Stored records
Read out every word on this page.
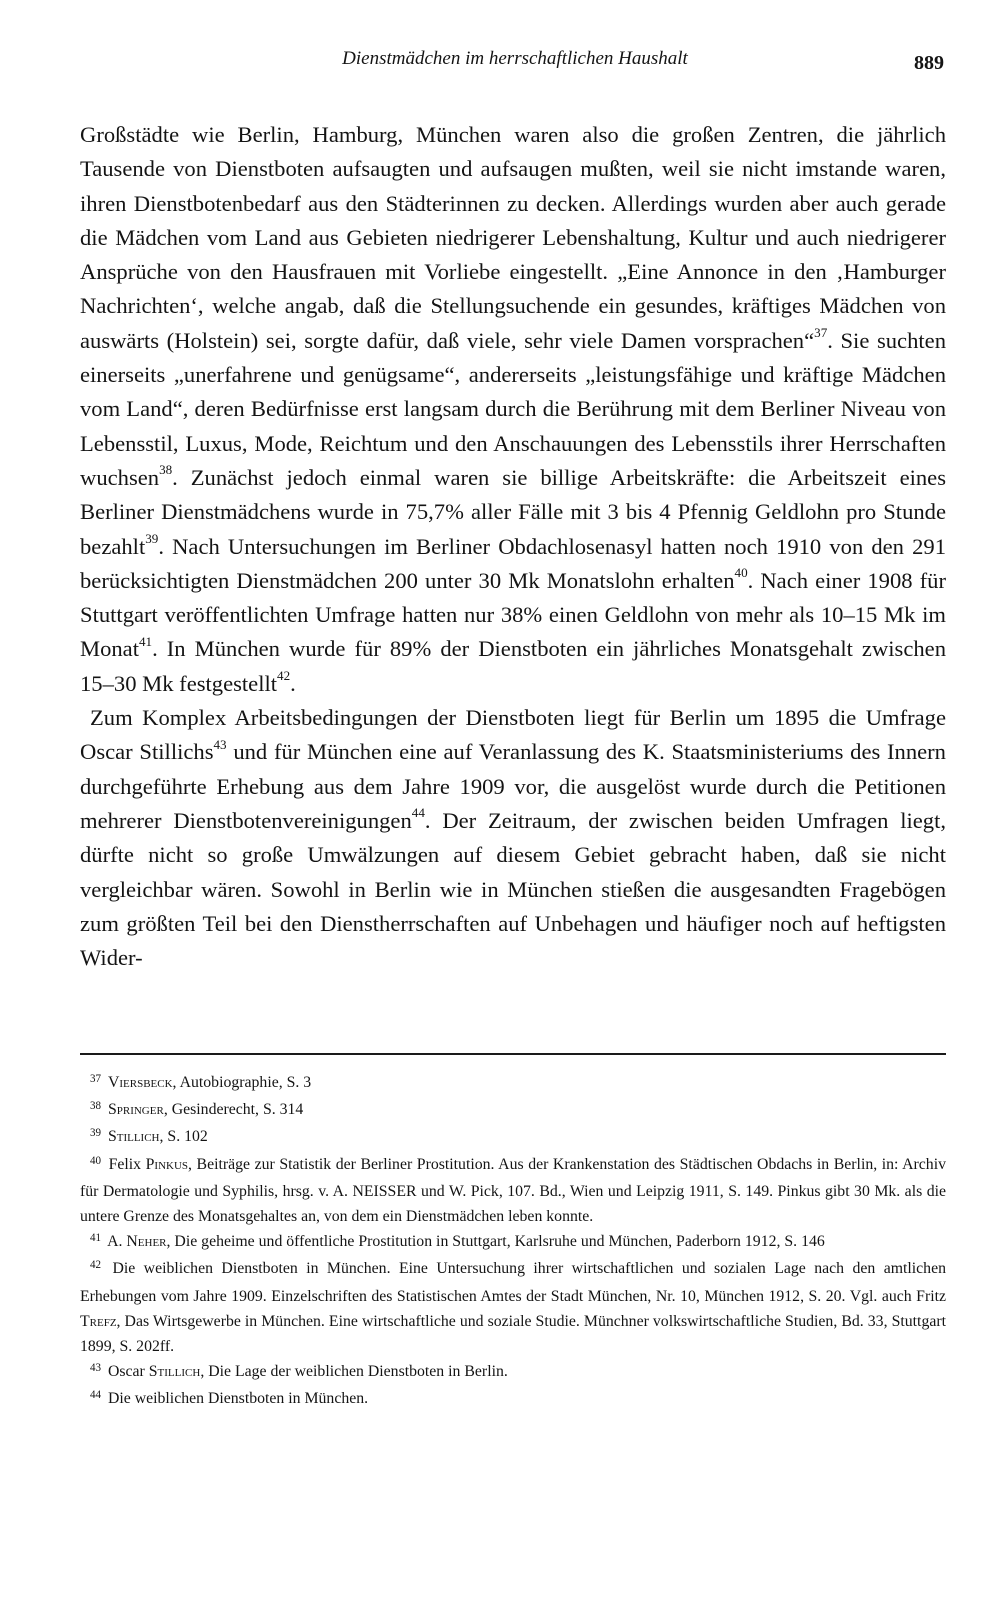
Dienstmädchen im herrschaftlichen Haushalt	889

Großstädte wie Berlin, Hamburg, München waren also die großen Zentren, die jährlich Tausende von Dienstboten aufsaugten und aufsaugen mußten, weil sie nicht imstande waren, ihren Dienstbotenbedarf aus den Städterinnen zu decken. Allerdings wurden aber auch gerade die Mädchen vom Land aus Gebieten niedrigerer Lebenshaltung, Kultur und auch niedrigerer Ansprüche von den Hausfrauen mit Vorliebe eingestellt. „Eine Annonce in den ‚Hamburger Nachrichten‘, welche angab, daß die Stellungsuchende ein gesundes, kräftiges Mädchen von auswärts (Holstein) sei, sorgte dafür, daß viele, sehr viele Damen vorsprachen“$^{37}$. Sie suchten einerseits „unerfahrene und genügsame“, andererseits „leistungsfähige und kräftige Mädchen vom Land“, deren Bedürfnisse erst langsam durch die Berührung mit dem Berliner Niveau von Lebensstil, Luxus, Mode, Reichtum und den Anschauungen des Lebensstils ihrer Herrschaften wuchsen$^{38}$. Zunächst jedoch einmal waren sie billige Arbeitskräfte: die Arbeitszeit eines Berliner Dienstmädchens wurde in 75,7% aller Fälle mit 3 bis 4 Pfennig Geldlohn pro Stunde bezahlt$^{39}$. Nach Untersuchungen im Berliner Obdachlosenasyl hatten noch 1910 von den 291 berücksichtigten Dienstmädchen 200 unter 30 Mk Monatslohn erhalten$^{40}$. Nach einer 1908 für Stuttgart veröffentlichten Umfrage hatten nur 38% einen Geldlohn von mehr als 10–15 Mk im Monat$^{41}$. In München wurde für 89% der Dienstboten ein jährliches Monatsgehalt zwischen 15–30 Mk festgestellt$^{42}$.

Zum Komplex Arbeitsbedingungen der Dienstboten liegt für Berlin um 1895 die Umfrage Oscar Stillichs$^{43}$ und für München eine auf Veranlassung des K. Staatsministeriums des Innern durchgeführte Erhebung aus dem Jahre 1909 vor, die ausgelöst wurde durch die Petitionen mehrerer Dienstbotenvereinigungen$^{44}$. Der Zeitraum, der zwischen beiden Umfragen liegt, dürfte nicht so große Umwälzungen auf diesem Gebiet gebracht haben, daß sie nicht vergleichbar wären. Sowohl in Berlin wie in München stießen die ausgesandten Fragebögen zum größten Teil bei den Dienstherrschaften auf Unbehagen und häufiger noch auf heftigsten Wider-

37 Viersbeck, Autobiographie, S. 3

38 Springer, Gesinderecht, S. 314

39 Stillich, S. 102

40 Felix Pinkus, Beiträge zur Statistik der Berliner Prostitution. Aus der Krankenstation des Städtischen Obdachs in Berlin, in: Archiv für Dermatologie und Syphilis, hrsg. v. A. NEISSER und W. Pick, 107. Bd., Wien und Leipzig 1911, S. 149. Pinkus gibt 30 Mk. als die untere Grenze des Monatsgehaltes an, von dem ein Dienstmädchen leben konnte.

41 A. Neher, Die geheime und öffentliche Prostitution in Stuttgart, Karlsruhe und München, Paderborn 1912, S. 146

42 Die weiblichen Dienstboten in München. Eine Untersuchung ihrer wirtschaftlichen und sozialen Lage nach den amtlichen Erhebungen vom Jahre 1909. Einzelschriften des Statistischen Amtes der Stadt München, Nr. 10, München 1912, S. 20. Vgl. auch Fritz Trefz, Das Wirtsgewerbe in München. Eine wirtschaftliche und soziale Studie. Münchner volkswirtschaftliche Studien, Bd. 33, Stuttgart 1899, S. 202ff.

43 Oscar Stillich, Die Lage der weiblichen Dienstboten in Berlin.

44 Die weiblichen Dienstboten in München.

==

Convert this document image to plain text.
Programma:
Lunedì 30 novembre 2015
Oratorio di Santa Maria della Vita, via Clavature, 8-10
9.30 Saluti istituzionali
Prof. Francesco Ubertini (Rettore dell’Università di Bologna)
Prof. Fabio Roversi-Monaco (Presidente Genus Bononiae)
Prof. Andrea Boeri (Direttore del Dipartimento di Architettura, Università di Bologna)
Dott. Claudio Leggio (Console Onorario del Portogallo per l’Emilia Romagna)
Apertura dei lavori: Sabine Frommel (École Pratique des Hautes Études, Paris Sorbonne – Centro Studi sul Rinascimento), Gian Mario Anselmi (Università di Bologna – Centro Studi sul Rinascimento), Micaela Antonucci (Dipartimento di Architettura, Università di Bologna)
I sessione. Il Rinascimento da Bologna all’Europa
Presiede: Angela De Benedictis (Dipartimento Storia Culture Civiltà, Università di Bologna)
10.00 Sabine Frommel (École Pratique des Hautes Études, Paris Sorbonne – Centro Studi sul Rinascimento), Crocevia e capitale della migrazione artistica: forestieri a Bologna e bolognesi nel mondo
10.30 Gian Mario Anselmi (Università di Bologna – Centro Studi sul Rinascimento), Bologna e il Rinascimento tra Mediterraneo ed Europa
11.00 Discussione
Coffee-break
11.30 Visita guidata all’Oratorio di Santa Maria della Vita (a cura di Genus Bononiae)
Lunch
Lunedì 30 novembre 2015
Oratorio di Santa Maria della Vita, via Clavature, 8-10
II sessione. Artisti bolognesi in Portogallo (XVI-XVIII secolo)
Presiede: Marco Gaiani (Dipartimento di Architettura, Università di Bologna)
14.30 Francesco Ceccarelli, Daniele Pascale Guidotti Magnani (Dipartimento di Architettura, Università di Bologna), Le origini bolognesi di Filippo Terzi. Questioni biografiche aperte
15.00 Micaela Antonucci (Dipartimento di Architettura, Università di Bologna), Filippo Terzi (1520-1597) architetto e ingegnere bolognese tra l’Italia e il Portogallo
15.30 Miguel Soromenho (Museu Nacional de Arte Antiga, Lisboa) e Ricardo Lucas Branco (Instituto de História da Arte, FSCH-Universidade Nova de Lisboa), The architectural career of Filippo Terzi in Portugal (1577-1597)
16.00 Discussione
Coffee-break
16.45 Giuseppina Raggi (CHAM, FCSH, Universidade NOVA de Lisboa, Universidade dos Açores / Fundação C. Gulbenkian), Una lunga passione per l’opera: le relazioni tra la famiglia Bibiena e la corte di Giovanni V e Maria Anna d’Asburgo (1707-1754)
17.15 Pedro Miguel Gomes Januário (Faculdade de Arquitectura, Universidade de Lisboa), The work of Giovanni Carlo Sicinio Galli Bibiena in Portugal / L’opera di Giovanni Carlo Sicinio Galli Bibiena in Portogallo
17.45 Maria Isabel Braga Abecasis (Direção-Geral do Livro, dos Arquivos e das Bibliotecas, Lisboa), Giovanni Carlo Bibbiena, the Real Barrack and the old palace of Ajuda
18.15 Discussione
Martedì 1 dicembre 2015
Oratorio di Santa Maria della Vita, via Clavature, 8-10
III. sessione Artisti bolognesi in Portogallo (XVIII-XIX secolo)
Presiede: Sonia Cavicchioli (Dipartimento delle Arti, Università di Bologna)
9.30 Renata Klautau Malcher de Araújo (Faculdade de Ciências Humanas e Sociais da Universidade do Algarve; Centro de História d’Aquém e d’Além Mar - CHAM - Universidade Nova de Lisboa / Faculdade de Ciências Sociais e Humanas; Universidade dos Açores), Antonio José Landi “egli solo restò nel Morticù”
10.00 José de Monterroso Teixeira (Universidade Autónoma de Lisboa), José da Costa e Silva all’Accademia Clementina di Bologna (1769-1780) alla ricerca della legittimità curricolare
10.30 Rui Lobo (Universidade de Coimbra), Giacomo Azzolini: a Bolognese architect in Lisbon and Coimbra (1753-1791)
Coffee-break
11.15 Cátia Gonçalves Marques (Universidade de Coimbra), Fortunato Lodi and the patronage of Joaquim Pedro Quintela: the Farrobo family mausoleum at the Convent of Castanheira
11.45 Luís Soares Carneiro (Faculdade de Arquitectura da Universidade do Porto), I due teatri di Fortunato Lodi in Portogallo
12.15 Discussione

_What the task asks_
Copy every line of the records above that contains "XVIII".

_The output_
II sessione. Artisti bolognesi in Portogallo (XVI-XVIII secolo)
III. sessione Artisti bolognesi in Portogallo (XVIII-XIX secolo)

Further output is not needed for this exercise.